- [Challenge]
Transcribe the records that follow in their entirety, omitting any pictures.

---*---

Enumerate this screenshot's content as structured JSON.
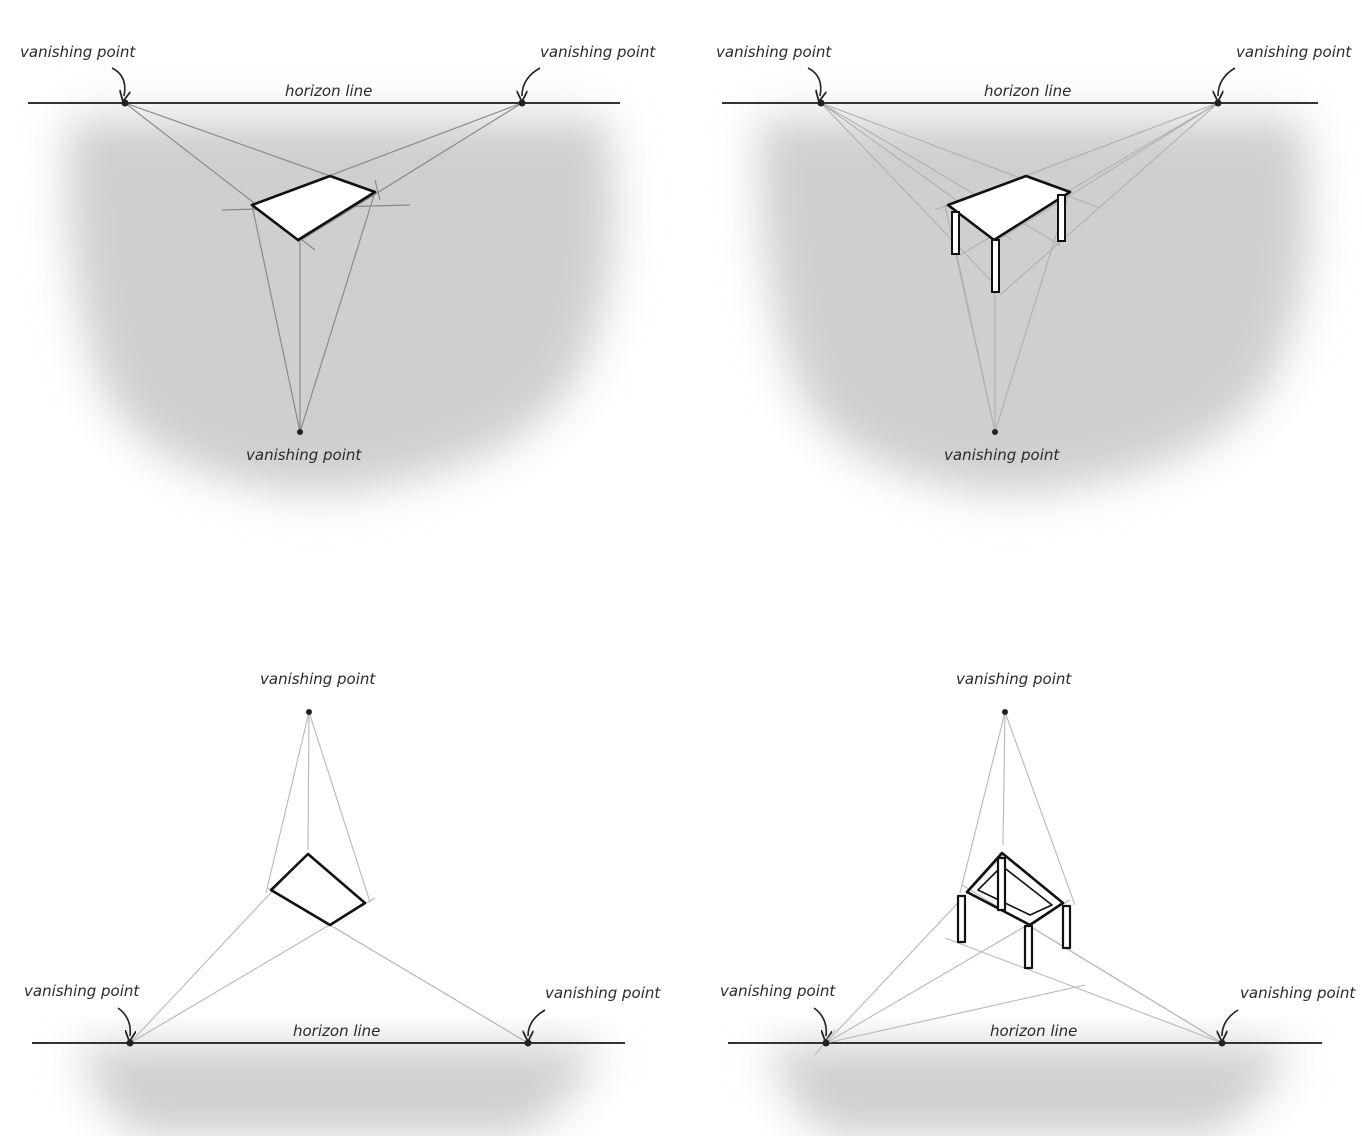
{
  "labels": {
    "vanishing_point": "vanishing point",
    "horizon_line": "horizon line"
  },
  "colors": {
    "guide_line": "#8a8a8a",
    "light_guide": "#b8b8b8",
    "ink": "#111111",
    "shade": "#cfcfcf"
  }
}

---*---

- [Solution to the exercise]
Enumerate this screenshot's content as structured JSON.
{
  "labels": {
    "vanishing_point": "vanishing point",
    "horizon_line": "horizon line"
  },
  "colors": {
    "guide_line": "#8a8a8a",
    "light_guide": "#b8b8b8",
    "ink": "#111111",
    "shade": "#cfcfcf"
  }
}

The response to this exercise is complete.